── Data entries

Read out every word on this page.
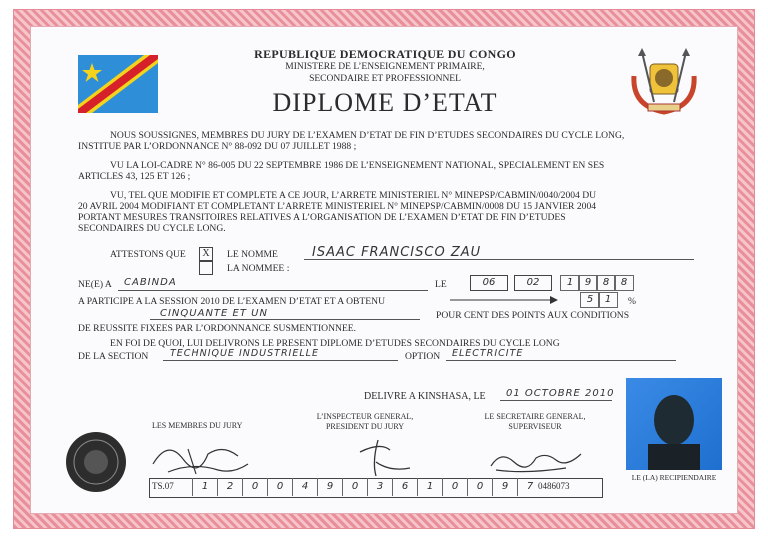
REPUBLIQUE DEMOCRATIQUE DU CONGO
MINISTERE DE L’ENSEIGNEMENT PRIMAIRE,
SECONDAIRE ET PROFESSIONNEL
DIPLOME D’ETAT
NOUS SOUSSIGNES, MEMBRES DU JURY DE L’EXAMEN D’ETAT DE FIN D’ETUDES SECONDAIRES DU CYCLE LONG,
INSTITUE PAR L’ORDONNANCE N° 88-092 DU 07 JUILLET 1988 ;
VU LA LOI-CADRE N° 86-005 DU 22 SEPTEMBRE 1986 DE L’ENSEIGNEMENT NATIONAL, SPECIALEMENT EN SES
ARTICLES 43, 125 ET 126 ;
VU, TEL QUE MODIFIE ET COMPLETE A CE JOUR, L’ARRETE MINISTERIEL N° MINEPSP/CABMIN/0040/2004 DU
20 AVRIL 2004 MODIFIANT ET COMPLETANT L’ARRETE MINISTERIEL N° MINEPSP/CABMIN/0008 DU 15 JANVIER 2004
PORTANT MESURES TRANSITOIRES RELATIVES A L’ORGANISATION DE L’EXAMEN D’ETAT DE FIN D’ETUDES
SECONDAIRES DU CYCLE LONG.
ATTESTONS QUE	X	LE NOMME
LA NOMMEE :
ISAAC FRANCISCO ZAU
NE(E) A CABINDA	LE	06	02	1	9	8	8
A PARTICIPE A LA SESSION 2010 DE L’EXAMEN D’ETAT ET A OBTENU	5	1	%
CINQUANTE ET UN	POUR CENT DES POINTS AUX CONDITIONS
DE REUSSITE FIXEES PAR L’ORDONNANCE SUSMENTIONNEE.
EN FOI DE QUOI, LUI DELIVRONS LE PRESENT DIPLOME D’ETUDES SECONDAIRES DU CYCLE LONG
DE LA SECTION TECHNIQUE INDUSTRIELLE	OPTION ELECTRICITE
DELIVRE A KINSHASA, LE 01 OCTOBRE 2010
LE (LA) RECIPIENDAIRE
LES MEMBRES DU JURY
L’INSPECTEUR GENERAL,
PRESIDENT DU JURY
LE SECRETAIRE GENERAL,
SUPERVISEUR
TS.07	1	2	0	0	4	9	0	3	6	1	0	0	9	7 0486073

────

### Written instruction
Scan the material for lines with the word "CABMIN", and copy each line you find.

### Solved exercise
VU, TEL QUE MODIFIE ET COMPLETE A CE JOUR, L’ARRETE MINISTERIEL N° MINEPSP/CABMIN/0040/2004 DU
20 AVRIL 2004 MODIFIANT ET COMPLETANT L’ARRETE MINISTERIEL N° MINEPSP/CABMIN/0008 DU 15 JANVIER 2004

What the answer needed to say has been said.